- WHAT YOU WILL DO -
Your task is to transcribe all of the records exactly and leave out the pictures.

----

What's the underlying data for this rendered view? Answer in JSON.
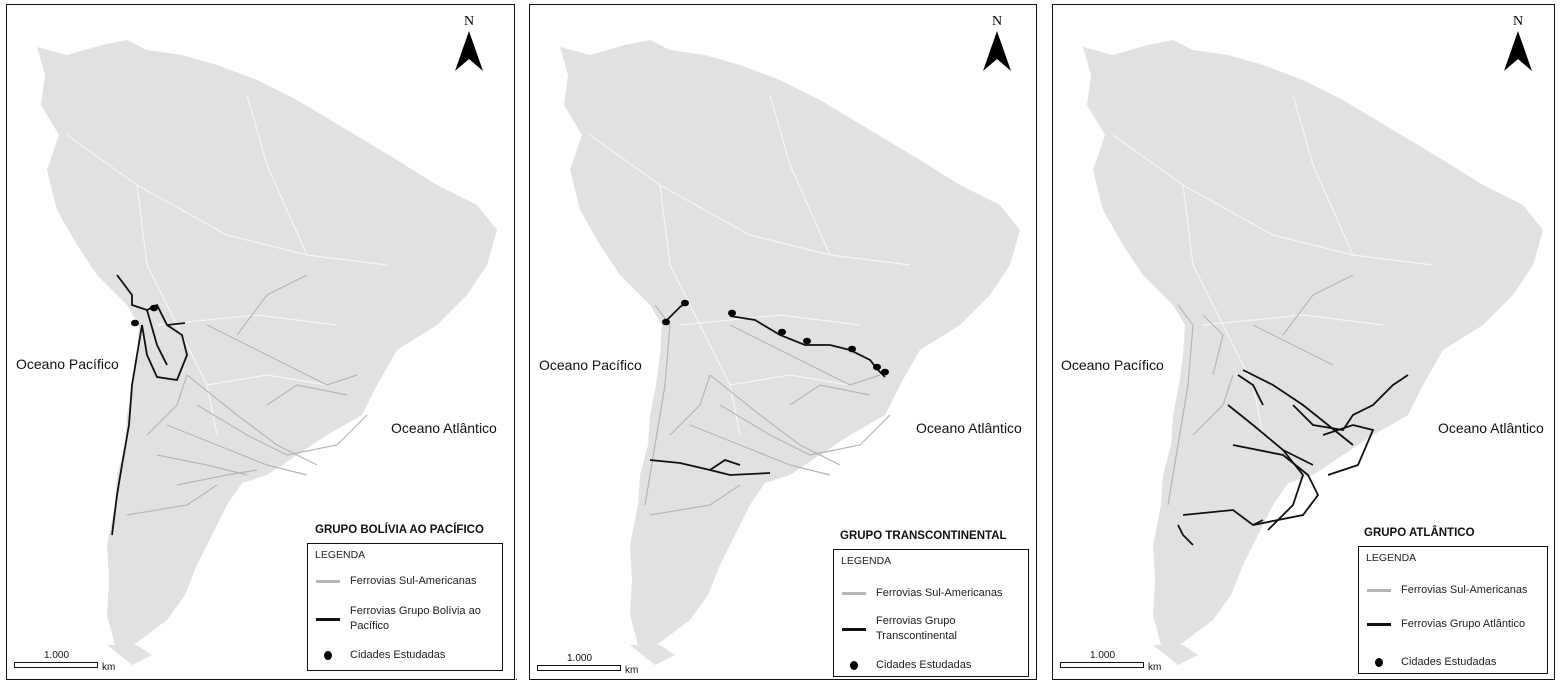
{
  "panels": [
    {
      "title": "GRUPO BOLÍVIA AO PACÍFICO",
      "ocean_pacific": "Oceano Pacífico",
      "ocean_atlantic": "Oceano Atlântico",
      "north": "N",
      "legend": {
        "title": "LEGENDA",
        "items": [
          {
            "label": "Ferrovias Sul-Americanas",
            "color": "#b5b5b5"
          },
          {
            "label": "Ferrovias Grupo Bolívia ao Pacífico",
            "color": "#111111"
          },
          {
            "label": "Cidades Estudadas",
            "color": "#000000"
          }
        ]
      },
      "scale": {
        "value": "1.000",
        "unit": "km"
      }
    },
    {
      "title": "GRUPO TRANSCONTINENTAL",
      "ocean_pacific": "Oceano Pacífico",
      "ocean_atlantic": "Oceano Atlântico",
      "north": "N",
      "legend": {
        "title": "LEGENDA",
        "items": [
          {
            "label": "Ferrovias Sul-Americanas",
            "color": "#b5b5b5"
          },
          {
            "label": "Ferrovias Grupo Transcontinental",
            "color": "#111111"
          },
          {
            "label": "Cidades Estudadas",
            "color": "#000000"
          }
        ]
      },
      "scale": {
        "value": "1.000",
        "unit": "km"
      }
    },
    {
      "title": "GRUPO ATLÂNTICO",
      "ocean_pacific": "Oceano Pacífico",
      "ocean_atlantic": "Oceano Atlântico",
      "north": "N",
      "legend": {
        "title": "LEGENDA",
        "items": [
          {
            "label": "Ferrovias Sul-Americanas",
            "color": "#b5b5b5"
          },
          {
            "label": "Ferrovias Grupo Atlântico",
            "color": "#111111"
          },
          {
            "label": "Cidades Estudadas",
            "color": "#000000"
          }
        ]
      },
      "scale": {
        "value": "1.000",
        "unit": "km"
      }
    }
  ],
  "colors": {
    "land": "#e1e1e1",
    "borders": "#f6f6f6",
    "rail_all": "#b5b5b5",
    "rail_group": "#111111"
  }
}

----

- RESULT OF THE EXERCISE -
What's the underlying data for this rendered view? Answer in JSON.
{
  "panels": [
    {
      "title": "GRUPO BOLÍVIA AO PACÍFICO",
      "ocean_pacific": "Oceano Pacífico",
      "ocean_atlantic": "Oceano Atlântico",
      "north": "N",
      "legend": {
        "title": "LEGENDA",
        "items": [
          {
            "label": "Ferrovias Sul-Americanas",
            "color": "#b5b5b5"
          },
          {
            "label": "Ferrovias Grupo Bolívia ao Pacífico",
            "color": "#111111"
          },
          {
            "label": "Cidades Estudadas",
            "color": "#000000"
          }
        ]
      },
      "scale": {
        "value": "1.000",
        "unit": "km"
      }
    },
    {
      "title": "GRUPO TRANSCONTINENTAL",
      "ocean_pacific": "Oceano Pacífico",
      "ocean_atlantic": "Oceano Atlântico",
      "north": "N",
      "legend": {
        "title": "LEGENDA",
        "items": [
          {
            "label": "Ferrovias Sul-Americanas",
            "color": "#b5b5b5"
          },
          {
            "label": "Ferrovias Grupo Transcontinental",
            "color": "#111111"
          },
          {
            "label": "Cidades Estudadas",
            "color": "#000000"
          }
        ]
      },
      "scale": {
        "value": "1.000",
        "unit": "km"
      }
    },
    {
      "title": "GRUPO ATLÂNTICO",
      "ocean_pacific": "Oceano Pacífico",
      "ocean_atlantic": "Oceano Atlântico",
      "north": "N",
      "legend": {
        "title": "LEGENDA",
        "items": [
          {
            "label": "Ferrovias Sul-Americanas",
            "color": "#b5b5b5"
          },
          {
            "label": "Ferrovias Grupo Atlântico",
            "color": "#111111"
          },
          {
            "label": "Cidades Estudadas",
            "color": "#000000"
          }
        ]
      },
      "scale": {
        "value": "1.000",
        "unit": "km"
      }
    }
  ],
  "colors": {
    "land": "#e1e1e1",
    "borders": "#f6f6f6",
    "rail_all": "#b5b5b5",
    "rail_group": "#111111"
  }
}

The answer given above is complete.